> Given task
Every line of the records below should be restated exactly.

> Data to process
================

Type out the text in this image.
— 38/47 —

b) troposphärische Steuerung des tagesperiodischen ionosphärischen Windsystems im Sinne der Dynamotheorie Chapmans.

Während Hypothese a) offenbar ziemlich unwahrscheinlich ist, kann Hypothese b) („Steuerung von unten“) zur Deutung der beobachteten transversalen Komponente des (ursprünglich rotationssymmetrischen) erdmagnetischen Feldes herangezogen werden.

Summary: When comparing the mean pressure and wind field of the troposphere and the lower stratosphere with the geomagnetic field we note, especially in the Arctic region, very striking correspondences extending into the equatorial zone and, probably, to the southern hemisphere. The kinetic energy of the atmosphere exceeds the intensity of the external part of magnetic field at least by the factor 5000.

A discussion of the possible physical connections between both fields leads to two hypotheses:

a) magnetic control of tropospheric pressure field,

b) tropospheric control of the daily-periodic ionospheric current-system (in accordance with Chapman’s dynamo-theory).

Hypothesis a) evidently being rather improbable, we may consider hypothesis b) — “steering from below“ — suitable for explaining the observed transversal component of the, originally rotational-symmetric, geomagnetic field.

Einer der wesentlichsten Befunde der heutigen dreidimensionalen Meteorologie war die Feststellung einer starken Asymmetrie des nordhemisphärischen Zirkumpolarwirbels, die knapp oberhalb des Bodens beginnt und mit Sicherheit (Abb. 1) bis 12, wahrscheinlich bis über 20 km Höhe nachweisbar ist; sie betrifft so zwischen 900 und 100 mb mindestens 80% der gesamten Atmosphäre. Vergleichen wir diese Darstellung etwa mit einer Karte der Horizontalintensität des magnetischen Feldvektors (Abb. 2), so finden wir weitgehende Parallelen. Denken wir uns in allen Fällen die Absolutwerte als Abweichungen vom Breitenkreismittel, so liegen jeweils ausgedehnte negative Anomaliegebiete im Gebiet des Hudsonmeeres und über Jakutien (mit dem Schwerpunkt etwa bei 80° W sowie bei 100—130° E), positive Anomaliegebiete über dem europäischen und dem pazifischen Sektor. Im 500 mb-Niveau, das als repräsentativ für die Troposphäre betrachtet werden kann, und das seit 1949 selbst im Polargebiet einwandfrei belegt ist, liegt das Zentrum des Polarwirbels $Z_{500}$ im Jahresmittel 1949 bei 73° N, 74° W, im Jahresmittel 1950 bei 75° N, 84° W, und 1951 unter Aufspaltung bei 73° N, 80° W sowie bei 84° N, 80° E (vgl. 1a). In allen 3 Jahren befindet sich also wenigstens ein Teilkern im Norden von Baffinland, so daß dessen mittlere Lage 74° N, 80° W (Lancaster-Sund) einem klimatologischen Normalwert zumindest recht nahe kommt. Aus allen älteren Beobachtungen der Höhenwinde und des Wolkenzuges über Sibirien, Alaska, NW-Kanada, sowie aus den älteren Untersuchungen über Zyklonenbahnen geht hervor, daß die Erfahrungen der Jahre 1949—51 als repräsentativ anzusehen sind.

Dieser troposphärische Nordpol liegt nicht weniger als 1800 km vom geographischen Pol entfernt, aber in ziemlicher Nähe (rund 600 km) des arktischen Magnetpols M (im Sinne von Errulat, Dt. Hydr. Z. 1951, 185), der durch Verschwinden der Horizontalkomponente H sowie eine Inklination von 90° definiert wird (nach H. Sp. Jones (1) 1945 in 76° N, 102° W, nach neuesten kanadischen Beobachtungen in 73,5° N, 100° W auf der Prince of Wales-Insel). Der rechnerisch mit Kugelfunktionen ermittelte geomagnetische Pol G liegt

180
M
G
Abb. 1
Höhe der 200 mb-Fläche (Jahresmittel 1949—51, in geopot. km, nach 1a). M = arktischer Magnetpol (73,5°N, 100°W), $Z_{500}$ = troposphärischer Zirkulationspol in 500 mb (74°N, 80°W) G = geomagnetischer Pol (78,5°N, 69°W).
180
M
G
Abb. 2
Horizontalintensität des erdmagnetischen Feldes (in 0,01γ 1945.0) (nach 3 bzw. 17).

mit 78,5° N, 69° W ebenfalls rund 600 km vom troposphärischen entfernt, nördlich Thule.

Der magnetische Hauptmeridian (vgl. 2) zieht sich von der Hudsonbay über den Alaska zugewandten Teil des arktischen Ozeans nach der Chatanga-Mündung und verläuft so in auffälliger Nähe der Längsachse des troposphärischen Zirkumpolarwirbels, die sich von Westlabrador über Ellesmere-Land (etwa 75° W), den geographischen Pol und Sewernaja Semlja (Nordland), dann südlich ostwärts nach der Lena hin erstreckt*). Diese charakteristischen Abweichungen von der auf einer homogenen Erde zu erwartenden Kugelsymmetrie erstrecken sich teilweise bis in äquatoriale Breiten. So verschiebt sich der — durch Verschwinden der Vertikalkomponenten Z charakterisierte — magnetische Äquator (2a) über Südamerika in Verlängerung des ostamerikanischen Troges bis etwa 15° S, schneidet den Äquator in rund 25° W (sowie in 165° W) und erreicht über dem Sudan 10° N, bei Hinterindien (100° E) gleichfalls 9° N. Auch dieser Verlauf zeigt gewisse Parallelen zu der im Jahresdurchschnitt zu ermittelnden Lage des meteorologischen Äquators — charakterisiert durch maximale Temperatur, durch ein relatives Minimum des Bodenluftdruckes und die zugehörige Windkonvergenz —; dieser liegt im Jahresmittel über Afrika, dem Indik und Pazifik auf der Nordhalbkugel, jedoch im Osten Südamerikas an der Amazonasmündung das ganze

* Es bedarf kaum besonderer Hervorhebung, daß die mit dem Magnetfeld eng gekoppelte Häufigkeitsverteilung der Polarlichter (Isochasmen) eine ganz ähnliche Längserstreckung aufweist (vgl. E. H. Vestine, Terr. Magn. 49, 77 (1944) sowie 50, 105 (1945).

================

> Correct response
Type out the text in this image.
— 38/47 —

b) troposphärische Steuerung des tagesperiodischen ionosphärischen Windsystems im Sinne der Dynamotheorie Chapmans.

Während Hypothese a) offenbar ziemlich unwahrscheinlich ist, kann Hypothese b) („Steuerung von unten“) zur Deutung der beobachteten transversalen Komponente des (ursprünglich rotationssymmetrischen) erdmagnetischen Feldes herangezogen werden.

Summary: When comparing the mean pressure and wind field of the troposphere and the lower stratosphere with the geomagnetic field we note, especially in the Arctic region, very striking correspondences extending into the equatorial zone and, probably, to the southern hemisphere. The kinetic energy of the atmosphere exceeds the intensity of the external part of magnetic field at least by the factor 5000.

A discussion of the possible physical connections between both fields leads to two hypotheses:

a) magnetic control of tropospheric pressure field,

b) tropospheric control of the daily-periodic ionospheric current-system (in accordance with Chapman’s dynamo-theory).

Hypothesis a) evidently being rather improbable, we may consider hypothesis b) — “steering from below“ — suitable for explaining the observed transversal component of the, originally rotational-symmetric, geomagnetic field.

Einer der wesentlichsten Befunde der heutigen dreidimensionalen Meteorologie war die Feststellung einer starken Asymmetrie des nordhemisphärischen Zirkumpolarwirbels, die knapp oberhalb des Bodens beginnt und mit Sicherheit (Abb. 1) bis 12, wahrscheinlich bis über 20 km Höhe nachweisbar ist; sie betrifft so zwischen 900 und 100 mb mindestens 80% der gesamten Atmosphäre. Vergleichen wir diese Darstellung etwa mit einer Karte der Horizontalintensität des magnetischen Feldvektors (Abb. 2), so finden wir weitgehende Parallelen. Denken wir uns in allen Fällen die Absolutwerte als Abweichungen vom Breitenkreismittel, so liegen jeweils ausgedehnte negative Anomaliegebiete im Gebiet des Hudsonmeeres und über Jakutien (mit dem Schwerpunkt etwa bei 80° W sowie bei 100—130° E), positive Anomaliegebiete über dem europäischen und dem pazifischen Sektor. Im 500 mb-Niveau, das als repräsentativ für die Troposphäre betrachtet werden kann, und das seit 1949 selbst im Polargebiet einwandfrei belegt ist, liegt das Zentrum des Polarwirbels $Z_{500}$ im Jahresmittel 1949 bei 73° N, 74° W, im Jahresmittel 1950 bei 75° N, 84° W, und 1951 unter Aufspaltung bei 73° N, 80° W sowie bei 84° N, 80° E (vgl. 1a). In allen 3 Jahren befindet sich also wenigstens ein Teilkern im Norden von Baffinland, so daß dessen mittlere Lage 74° N, 80° W (Lancaster-Sund) einem klimatologischen Normalwert zumindest recht nahe kommt. Aus allen älteren Beobachtungen der Höhenwinde und des Wolkenzuges über Sibirien, Alaska, NW-Kanada, sowie aus den älteren Untersuchungen über Zyklonenbahnen geht hervor, daß die Erfahrungen der Jahre 1949—51 als repräsentativ anzusehen sind.

Dieser troposphärische Nordpol liegt nicht weniger als 1800 km vom geographischen Pol entfernt, aber in ziemlicher Nähe (rund 600 km) des arktischen Magnetpols M (im Sinne von Errulat, Dt. Hydr. Z. 1951, 185), der durch Verschwinden der Horizontalkomponente H sowie eine Inklination von 90° definiert wird (nach H. Sp. Jones (1) 1945 in 76° N, 102° W, nach neuesten kanadischen Beobachtungen in 73,5° N, 100° W auf der Prince of Wales-Insel). Der rechnerisch mit Kugelfunktionen ermittelte geomagnetische Pol G liegt

180
M
G
Abb. 1
Höhe der 200 mb-Fläche (Jahresmittel 1949—51, in geopot. km, nach 1a). M = arktischer Magnetpol (73,5°N, 100°W), $Z_{500}$ = troposphärischer Zirkulationspol in 500 mb (74°N, 80°W) G = geomagnetischer Pol (78,5°N, 69°W).
180
M
G
Abb. 2
Horizontalintensität des erdmagnetischen Feldes (in 0,01γ 1945.0) (nach 3 bzw. 17).

mit 78,5° N, 69° W ebenfalls rund 600 km vom troposphärischen entfernt, nördlich Thule.

Der magnetische Hauptmeridian (vgl. 2) zieht sich von der Hudsonbay über den Alaska zugewandten Teil des arktischen Ozeans nach der Chatanga-Mündung und verläuft so in auffälliger Nähe der Längsachse des troposphärischen Zirkumpolarwirbels, die sich von Westlabrador über Ellesmere-Land (etwa 75° W), den geographischen Pol und Sewernaja Semlja (Nordland), dann südlich ostwärts nach der Lena hin erstreckt*). Diese charakteristischen Abweichungen von der auf einer homogenen Erde zu erwartenden Kugelsymmetrie erstrecken sich teilweise bis in äquatoriale Breiten. So verschiebt sich der — durch Verschwinden der Vertikalkomponenten Z charakterisierte — magnetische Äquator (2a) über Südamerika in Verlängerung des ostamerikanischen Troges bis etwa 15° S, schneidet den Äquator in rund 25° W (sowie in 165° W) und erreicht über dem Sudan 10° N, bei Hinterindien (100° E) gleichfalls 9° N. Auch dieser Verlauf zeigt gewisse Parallelen zu der im Jahresdurchschnitt zu ermittelnden Lage des meteorologischen Äquators — charakterisiert durch maximale Temperatur, durch ein relatives Minimum des Bodenluftdruckes und die zugehörige Windkonvergenz —; dieser liegt im Jahresmittel über Afrika, dem Indik und Pazifik auf der Nordhalbkugel, jedoch im Osten Südamerikas an der Amazonasmündung das ganze

* Es bedarf kaum besonderer Hervorhebung, daß die mit dem Magnetfeld eng gekoppelte Häufigkeitsverteilung der Polarlichter (Isochasmen) eine ganz ähnliche Längserstreckung aufweist (vgl. E. H. Vestine, Terr. Magn. 49, 77 (1944) sowie 50, 105 (1945).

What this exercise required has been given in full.